• _STATED GOAL_:
Output the data below in full, character for character.

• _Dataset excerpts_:
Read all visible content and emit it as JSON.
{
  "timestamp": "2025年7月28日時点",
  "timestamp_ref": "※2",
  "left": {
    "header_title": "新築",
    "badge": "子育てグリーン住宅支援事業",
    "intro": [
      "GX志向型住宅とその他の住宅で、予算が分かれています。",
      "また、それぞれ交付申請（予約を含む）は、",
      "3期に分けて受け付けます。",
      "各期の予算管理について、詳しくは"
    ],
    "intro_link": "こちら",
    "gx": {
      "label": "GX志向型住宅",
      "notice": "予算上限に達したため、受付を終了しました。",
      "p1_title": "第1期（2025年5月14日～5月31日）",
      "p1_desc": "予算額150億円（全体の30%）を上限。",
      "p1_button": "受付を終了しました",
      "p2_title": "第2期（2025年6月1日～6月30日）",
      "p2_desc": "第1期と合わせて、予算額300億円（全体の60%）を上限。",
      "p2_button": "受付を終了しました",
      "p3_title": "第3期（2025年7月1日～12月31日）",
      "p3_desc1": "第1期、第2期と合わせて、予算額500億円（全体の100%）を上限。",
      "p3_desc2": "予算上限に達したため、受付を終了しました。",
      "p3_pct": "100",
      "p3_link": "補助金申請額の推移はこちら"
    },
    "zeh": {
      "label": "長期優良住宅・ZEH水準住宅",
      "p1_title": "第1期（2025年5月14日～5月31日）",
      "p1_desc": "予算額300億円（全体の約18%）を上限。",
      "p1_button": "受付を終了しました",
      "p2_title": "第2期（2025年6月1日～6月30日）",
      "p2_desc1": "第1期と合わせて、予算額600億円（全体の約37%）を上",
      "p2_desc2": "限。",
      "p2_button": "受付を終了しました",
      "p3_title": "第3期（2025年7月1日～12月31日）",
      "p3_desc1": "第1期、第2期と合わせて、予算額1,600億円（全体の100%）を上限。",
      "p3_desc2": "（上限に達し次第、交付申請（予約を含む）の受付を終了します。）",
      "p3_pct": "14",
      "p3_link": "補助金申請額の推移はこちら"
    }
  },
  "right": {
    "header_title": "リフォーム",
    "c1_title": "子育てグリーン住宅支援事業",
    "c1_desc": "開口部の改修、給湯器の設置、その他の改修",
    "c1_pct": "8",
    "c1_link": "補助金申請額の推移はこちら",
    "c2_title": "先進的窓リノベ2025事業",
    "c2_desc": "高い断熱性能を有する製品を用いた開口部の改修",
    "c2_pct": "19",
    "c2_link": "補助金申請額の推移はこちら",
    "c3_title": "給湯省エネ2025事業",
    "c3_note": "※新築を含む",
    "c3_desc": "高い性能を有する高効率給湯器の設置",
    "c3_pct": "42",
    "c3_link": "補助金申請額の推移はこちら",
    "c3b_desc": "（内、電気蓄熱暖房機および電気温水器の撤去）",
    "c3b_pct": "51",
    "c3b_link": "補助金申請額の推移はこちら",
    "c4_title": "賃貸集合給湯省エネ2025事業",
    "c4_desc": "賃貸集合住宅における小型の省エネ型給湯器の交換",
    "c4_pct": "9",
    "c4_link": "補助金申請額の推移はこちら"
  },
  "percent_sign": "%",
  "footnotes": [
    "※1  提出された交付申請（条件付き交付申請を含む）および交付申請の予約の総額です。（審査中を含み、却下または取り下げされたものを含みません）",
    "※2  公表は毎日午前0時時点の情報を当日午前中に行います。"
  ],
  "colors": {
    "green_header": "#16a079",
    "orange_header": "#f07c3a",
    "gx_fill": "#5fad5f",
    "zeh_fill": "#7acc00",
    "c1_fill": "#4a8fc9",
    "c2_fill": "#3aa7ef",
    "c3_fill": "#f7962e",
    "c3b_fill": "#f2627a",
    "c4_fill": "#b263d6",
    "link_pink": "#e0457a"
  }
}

• _ANSWER FOR THIS EXERCISE_:
Read all visible content and emit it as JSON.
{
  "timestamp": "2025年7月28日時点",
  "timestamp_ref": "※2",
  "left": {
    "header_title": "新築",
    "badge": "子育てグリーン住宅支援事業",
    "intro": [
      "GX志向型住宅とその他の住宅で、予算が分かれています。",
      "また、それぞれ交付申請（予約を含む）は、",
      "3期に分けて受け付けます。",
      "各期の予算管理について、詳しくは"
    ],
    "intro_link": "こちら",
    "gx": {
      "label": "GX志向型住宅",
      "notice": "予算上限に達したため、受付を終了しました。",
      "p1_title": "第1期（2025年5月14日～5月31日）",
      "p1_desc": "予算額150億円（全体の30%）を上限。",
      "p1_button": "受付を終了しました",
      "p2_title": "第2期（2025年6月1日～6月30日）",
      "p2_desc": "第1期と合わせて、予算額300億円（全体の60%）を上限。",
      "p2_button": "受付を終了しました",
      "p3_title": "第3期（2025年7月1日～12月31日）",
      "p3_desc1": "第1期、第2期と合わせて、予算額500億円（全体の100%）を上限。",
      "p3_desc2": "予算上限に達したため、受付を終了しました。",
      "p3_pct": "100",
      "p3_link": "補助金申請額の推移はこちら"
    },
    "zeh": {
      "label": "長期優良住宅・ZEH水準住宅",
      "p1_title": "第1期（2025年5月14日～5月31日）",
      "p1_desc": "予算額300億円（全体の約18%）を上限。",
      "p1_button": "受付を終了しました",
      "p2_title": "第2期（2025年6月1日～6月30日）",
      "p2_desc1": "第1期と合わせて、予算額600億円（全体の約37%）を上",
      "p2_desc2": "限。",
      "p2_button": "受付を終了しました",
      "p3_title": "第3期（2025年7月1日～12月31日）",
      "p3_desc1": "第1期、第2期と合わせて、予算額1,600億円（全体の100%）を上限。",
      "p3_desc2": "（上限に達し次第、交付申請（予約を含む）の受付を終了します。）",
      "p3_pct": "14",
      "p3_link": "補助金申請額の推移はこちら"
    }
  },
  "right": {
    "header_title": "リフォーム",
    "c1_title": "子育てグリーン住宅支援事業",
    "c1_desc": "開口部の改修、給湯器の設置、その他の改修",
    "c1_pct": "8",
    "c1_link": "補助金申請額の推移はこちら",
    "c2_title": "先進的窓リノベ2025事業",
    "c2_desc": "高い断熱性能を有する製品を用いた開口部の改修",
    "c2_pct": "19",
    "c2_link": "補助金申請額の推移はこちら",
    "c3_title": "給湯省エネ2025事業",
    "c3_note": "※新築を含む",
    "c3_desc": "高い性能を有する高効率給湯器の設置",
    "c3_pct": "42",
    "c3_link": "補助金申請額の推移はこちら",
    "c3b_desc": "（内、電気蓄熱暖房機および電気温水器の撤去）",
    "c3b_pct": "51",
    "c3b_link": "補助金申請額の推移はこちら",
    "c4_title": "賃貸集合給湯省エネ2025事業",
    "c4_desc": "賃貸集合住宅における小型の省エネ型給湯器の交換",
    "c4_pct": "9",
    "c4_link": "補助金申請額の推移はこちら"
  },
  "percent_sign": "%",
  "footnotes": [
    "※1  提出された交付申請（条件付き交付申請を含む）および交付申請の予約の総額です。（審査中を含み、却下または取り下げされたものを含みません）",
    "※2  公表は毎日午前0時時点の情報を当日午前中に行います。"
  ],
  "colors": {
    "green_header": "#16a079",
    "orange_header": "#f07c3a",
    "gx_fill": "#5fad5f",
    "zeh_fill": "#7acc00",
    "c1_fill": "#4a8fc9",
    "c2_fill": "#3aa7ef",
    "c3_fill": "#f7962e",
    "c3b_fill": "#f2627a",
    "c4_fill": "#b263d6",
    "link_pink": "#e0457a"
  }
}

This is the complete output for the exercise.